| TASK PROMPT |
Write the entries out again exactly as they stand, but without the pictures.

| RAW RECORDS |
* * * * *

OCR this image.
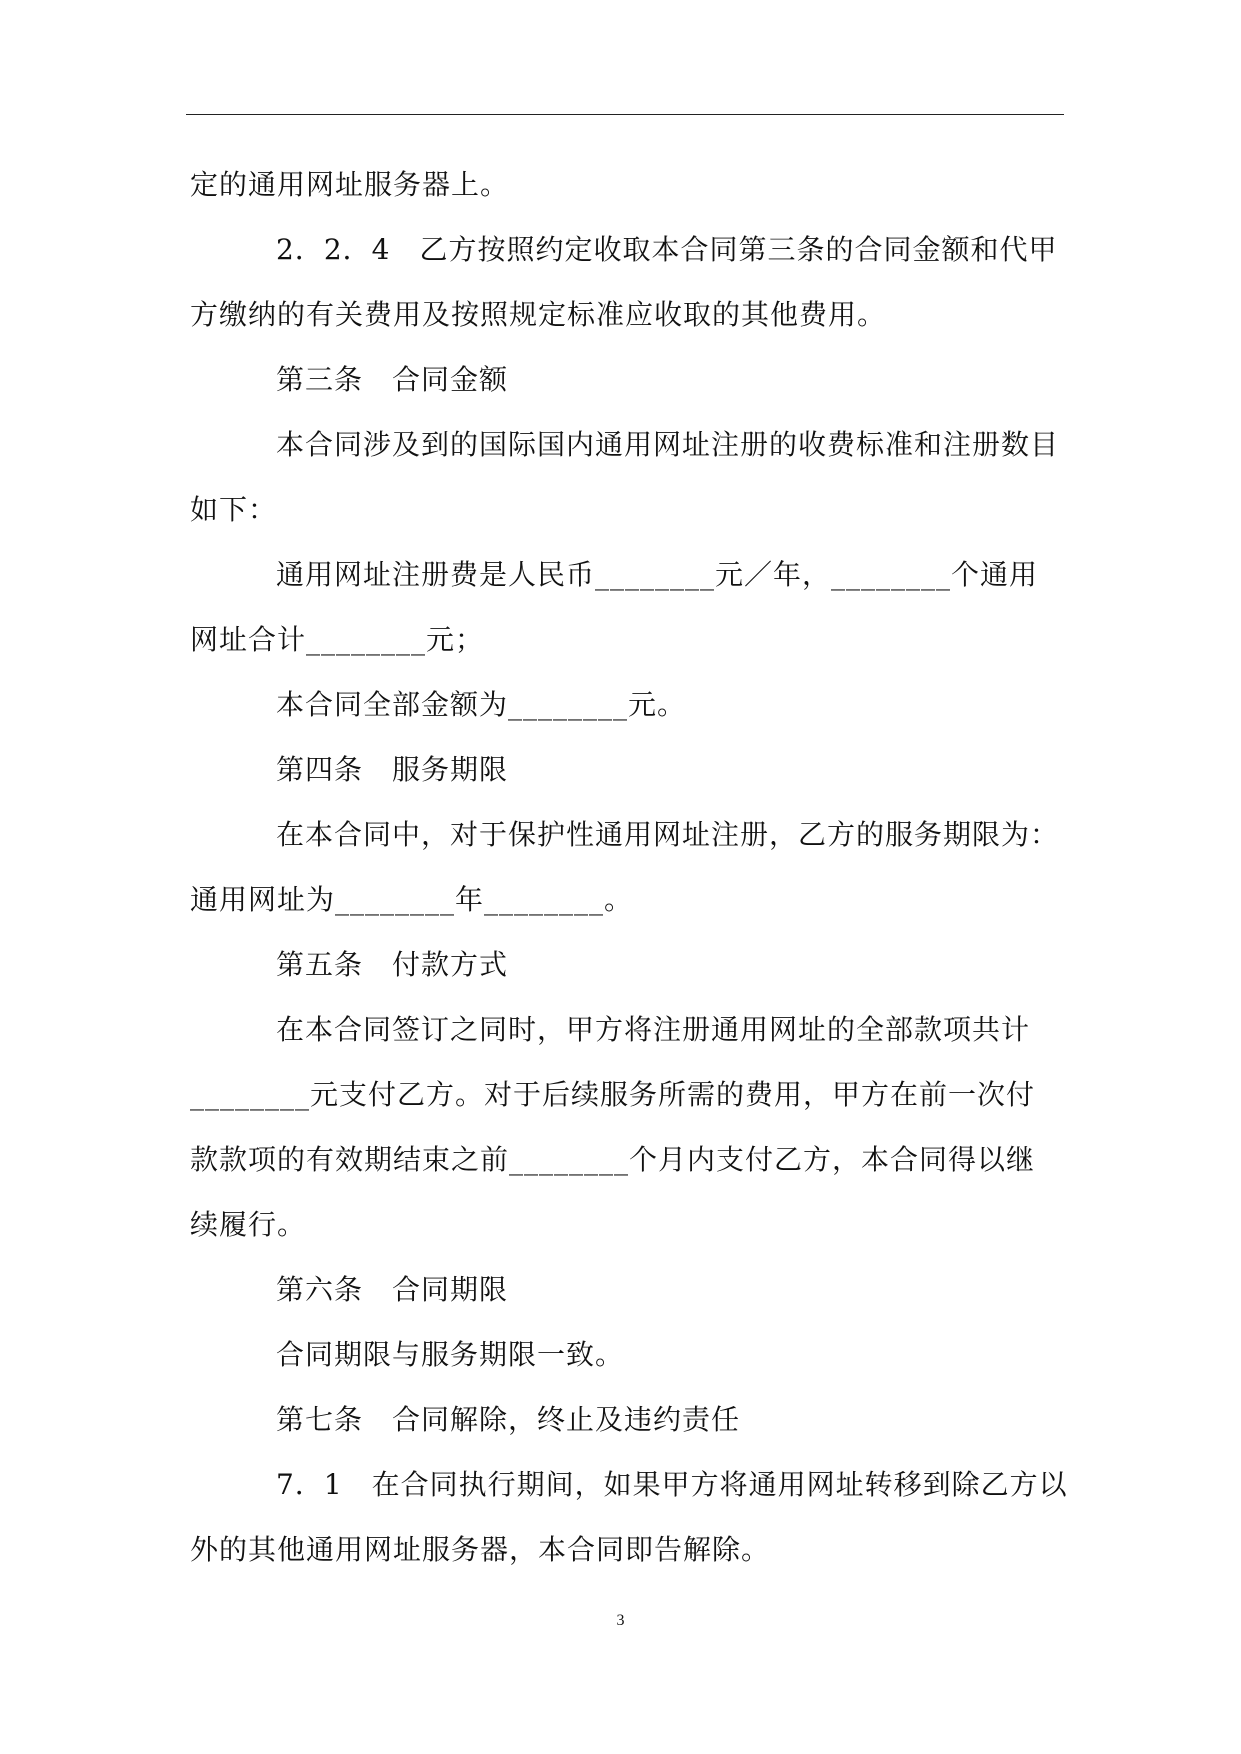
定的通用网址服务器上。

2．2．4　乙方按照约定收取本合同第三条的合同金额和代甲

方缴纳的有关费用及按照规定标准应收取的其他费用。

第三条　合同金额

本合同涉及到的国际国内通用网址注册的收费标准和注册数目

如下：

通用网址注册费是人民币________元／年，________个通用

网址合计________元；

本合同全部金额为________元。

第四条　服务期限

在本合同中，对于保护性通用网址注册，乙方的服务期限为：

通用网址为________年________。

第五条　付款方式

在本合同签订之同时，甲方将注册通用网址的全部款项共计

________元支付乙方。对于后续服务所需的费用，甲方在前一次付

款款项的有效期结束之前________个月内支付乙方，本合同得以继

续履行。

第六条　合同期限

合同期限与服务期限一致。

第七条　合同解除，终止及违约责任

7．1　在合同执行期间，如果甲方将通用网址转移到除乙方以

外的其他通用网址服务器，本合同即告解除。

3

* * * * *

| ANSWER FOR THE TASK |
OCR this image.
定的通用网址服务器上。

2．2．4　乙方按照约定收取本合同第三条的合同金额和代甲

方缴纳的有关费用及按照规定标准应收取的其他费用。

第三条　合同金额

本合同涉及到的国际国内通用网址注册的收费标准和注册数目

如下：

通用网址注册费是人民币________元／年，________个通用

网址合计________元；

本合同全部金额为________元。

第四条　服务期限

在本合同中，对于保护性通用网址注册，乙方的服务期限为：

通用网址为________年________。

第五条　付款方式

在本合同签订之同时，甲方将注册通用网址的全部款项共计

________元支付乙方。对于后续服务所需的费用，甲方在前一次付

款款项的有效期结束之前________个月内支付乙方，本合同得以继

续履行。

第六条　合同期限

合同期限与服务期限一致。

第七条　合同解除，终止及违约责任

7．1　在合同执行期间，如果甲方将通用网址转移到除乙方以

外的其他通用网址服务器，本合同即告解除。

3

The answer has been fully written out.